> _What you will do_:
Reproduce all entries word for word.

> _Record excerpts_:
⟨

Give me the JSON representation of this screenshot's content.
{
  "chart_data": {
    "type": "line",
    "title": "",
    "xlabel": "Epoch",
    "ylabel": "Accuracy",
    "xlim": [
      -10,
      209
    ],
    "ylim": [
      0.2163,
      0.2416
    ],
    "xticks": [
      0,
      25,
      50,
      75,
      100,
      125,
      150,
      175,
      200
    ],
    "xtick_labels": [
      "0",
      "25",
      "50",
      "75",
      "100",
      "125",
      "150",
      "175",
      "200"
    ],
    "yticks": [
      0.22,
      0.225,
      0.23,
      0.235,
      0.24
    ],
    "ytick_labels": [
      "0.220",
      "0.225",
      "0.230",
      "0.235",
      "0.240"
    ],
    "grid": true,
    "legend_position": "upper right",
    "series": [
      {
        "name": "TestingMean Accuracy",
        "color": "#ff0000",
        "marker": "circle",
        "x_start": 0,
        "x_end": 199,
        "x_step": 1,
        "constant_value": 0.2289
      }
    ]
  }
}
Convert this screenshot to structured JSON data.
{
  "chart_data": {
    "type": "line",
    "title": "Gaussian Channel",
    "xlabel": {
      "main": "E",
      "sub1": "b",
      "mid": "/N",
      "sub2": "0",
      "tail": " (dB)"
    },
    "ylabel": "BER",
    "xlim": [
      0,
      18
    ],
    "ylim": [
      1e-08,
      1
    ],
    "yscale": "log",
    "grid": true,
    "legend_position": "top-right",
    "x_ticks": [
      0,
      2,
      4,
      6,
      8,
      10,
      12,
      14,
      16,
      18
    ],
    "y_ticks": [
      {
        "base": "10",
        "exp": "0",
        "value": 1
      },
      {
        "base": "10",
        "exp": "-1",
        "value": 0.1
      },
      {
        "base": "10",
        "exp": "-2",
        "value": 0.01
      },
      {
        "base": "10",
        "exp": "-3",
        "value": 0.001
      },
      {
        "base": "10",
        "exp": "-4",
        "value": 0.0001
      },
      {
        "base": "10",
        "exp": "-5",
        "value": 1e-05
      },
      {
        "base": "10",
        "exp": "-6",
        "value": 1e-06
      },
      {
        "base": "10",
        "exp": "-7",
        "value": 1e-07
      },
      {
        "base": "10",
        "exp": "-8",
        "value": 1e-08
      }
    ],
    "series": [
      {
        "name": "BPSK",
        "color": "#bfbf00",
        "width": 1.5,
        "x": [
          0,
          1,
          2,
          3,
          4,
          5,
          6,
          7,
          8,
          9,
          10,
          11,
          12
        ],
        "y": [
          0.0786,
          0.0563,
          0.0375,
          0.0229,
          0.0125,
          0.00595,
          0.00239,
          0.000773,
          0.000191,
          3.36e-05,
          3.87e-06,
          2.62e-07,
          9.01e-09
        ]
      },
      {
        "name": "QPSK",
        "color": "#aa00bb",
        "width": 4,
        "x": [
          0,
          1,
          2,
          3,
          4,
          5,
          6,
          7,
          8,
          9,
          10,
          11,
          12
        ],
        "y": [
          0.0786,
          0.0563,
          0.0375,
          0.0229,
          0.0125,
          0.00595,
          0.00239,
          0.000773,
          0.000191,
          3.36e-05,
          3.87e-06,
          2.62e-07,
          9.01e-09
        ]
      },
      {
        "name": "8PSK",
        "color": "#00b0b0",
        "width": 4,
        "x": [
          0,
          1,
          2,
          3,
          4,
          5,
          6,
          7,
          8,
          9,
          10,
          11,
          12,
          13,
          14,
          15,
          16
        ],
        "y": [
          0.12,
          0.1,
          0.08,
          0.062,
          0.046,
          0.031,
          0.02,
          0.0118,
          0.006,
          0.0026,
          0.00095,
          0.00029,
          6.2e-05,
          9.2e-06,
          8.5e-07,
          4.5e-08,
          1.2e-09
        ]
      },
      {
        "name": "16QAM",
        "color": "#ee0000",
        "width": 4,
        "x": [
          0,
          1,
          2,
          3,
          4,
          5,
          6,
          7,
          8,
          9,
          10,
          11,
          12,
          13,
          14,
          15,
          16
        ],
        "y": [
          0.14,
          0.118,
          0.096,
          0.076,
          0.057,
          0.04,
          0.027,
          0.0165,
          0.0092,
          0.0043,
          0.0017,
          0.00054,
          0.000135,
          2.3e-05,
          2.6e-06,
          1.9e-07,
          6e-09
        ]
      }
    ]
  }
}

⟩

> _Written answer_:
Give me the JSON representation of this screenshot's content.
{
  "chart_data": {
    "type": "line",
    "title": "",
    "xlabel": "Epoch",
    "ylabel": "Accuracy",
    "xlim": [
      -10,
      209
    ],
    "ylim": [
      0.2163,
      0.2416
    ],
    "xticks": [
      0,
      25,
      50,
      75,
      100,
      125,
      150,
      175,
      200
    ],
    "xtick_labels": [
      "0",
      "25",
      "50",
      "75",
      "100",
      "125",
      "150",
      "175",
      "200"
    ],
    "yticks": [
      0.22,
      0.225,
      0.23,
      0.235,
      0.24
    ],
    "ytick_labels": [
      "0.220",
      "0.225",
      "0.230",
      "0.235",
      "0.240"
    ],
    "grid": true,
    "legend_position": "upper right",
    "series": [
      {
        "name": "TestingMean Accuracy",
        "color": "#ff0000",
        "marker": "circle",
        "x_start": 0,
        "x_end": 199,
        "x_step": 1,
        "constant_value": 0.2289
      }
    ]
  }
}
Convert this screenshot to structured JSON data.
{
  "chart_data": {
    "type": "line",
    "title": "Gaussian Channel",
    "xlabel": {
      "main": "E",
      "sub1": "b",
      "mid": "/N",
      "sub2": "0",
      "tail": " (dB)"
    },
    "ylabel": "BER",
    "xlim": [
      0,
      18
    ],
    "ylim": [
      1e-08,
      1
    ],
    "yscale": "log",
    "grid": true,
    "legend_position": "top-right",
    "x_ticks": [
      0,
      2,
      4,
      6,
      8,
      10,
      12,
      14,
      16,
      18
    ],
    "y_ticks": [
      {
        "base": "10",
        "exp": "0",
        "value": 1
      },
      {
        "base": "10",
        "exp": "-1",
        "value": 0.1
      },
      {
        "base": "10",
        "exp": "-2",
        "value": 0.01
      },
      {
        "base": "10",
        "exp": "-3",
        "value": 0.001
      },
      {
        "base": "10",
        "exp": "-4",
        "value": 0.0001
      },
      {
        "base": "10",
        "exp": "-5",
        "value": 1e-05
      },
      {
        "base": "10",
        "exp": "-6",
        "value": 1e-06
      },
      {
        "base": "10",
        "exp": "-7",
        "value": 1e-07
      },
      {
        "base": "10",
        "exp": "-8",
        "value": 1e-08
      }
    ],
    "series": [
      {
        "name": "BPSK",
        "color": "#bfbf00",
        "width": 1.5,
        "x": [
          0,
          1,
          2,
          3,
          4,
          5,
          6,
          7,
          8,
          9,
          10,
          11,
          12
        ],
        "y": [
          0.0786,
          0.0563,
          0.0375,
          0.0229,
          0.0125,
          0.00595,
          0.00239,
          0.000773,
          0.000191,
          3.36e-05,
          3.87e-06,
          2.62e-07,
          9.01e-09
        ]
      },
      {
        "name": "QPSK",
        "color": "#aa00bb",
        "width": 4,
        "x": [
          0,
          1,
          2,
          3,
          4,
          5,
          6,
          7,
          8,
          9,
          10,
          11,
          12
        ],
        "y": [
          0.0786,
          0.0563,
          0.0375,
          0.0229,
          0.0125,
          0.00595,
          0.00239,
          0.000773,
          0.000191,
          3.36e-05,
          3.87e-06,
          2.62e-07,
          9.01e-09
        ]
      },
      {
        "name": "8PSK",
        "color": "#00b0b0",
        "width": 4,
        "x": [
          0,
          1,
          2,
          3,
          4,
          5,
          6,
          7,
          8,
          9,
          10,
          11,
          12,
          13,
          14,
          15,
          16
        ],
        "y": [
          0.12,
          0.1,
          0.08,
          0.062,
          0.046,
          0.031,
          0.02,
          0.0118,
          0.006,
          0.0026,
          0.00095,
          0.00029,
          6.2e-05,
          9.2e-06,
          8.5e-07,
          4.5e-08,
          1.2e-09
        ]
      },
      {
        "name": "16QAM",
        "color": "#ee0000",
        "width": 4,
        "x": [
          0,
          1,
          2,
          3,
          4,
          5,
          6,
          7,
          8,
          9,
          10,
          11,
          12,
          13,
          14,
          15,
          16
        ],
        "y": [
          0.14,
          0.118,
          0.096,
          0.076,
          0.057,
          0.04,
          0.027,
          0.0165,
          0.0092,
          0.0043,
          0.0017,
          0.00054,
          0.000135,
          2.3e-05,
          2.6e-06,
          1.9e-07,
          6e-09
        ]
      }
    ]
  }
}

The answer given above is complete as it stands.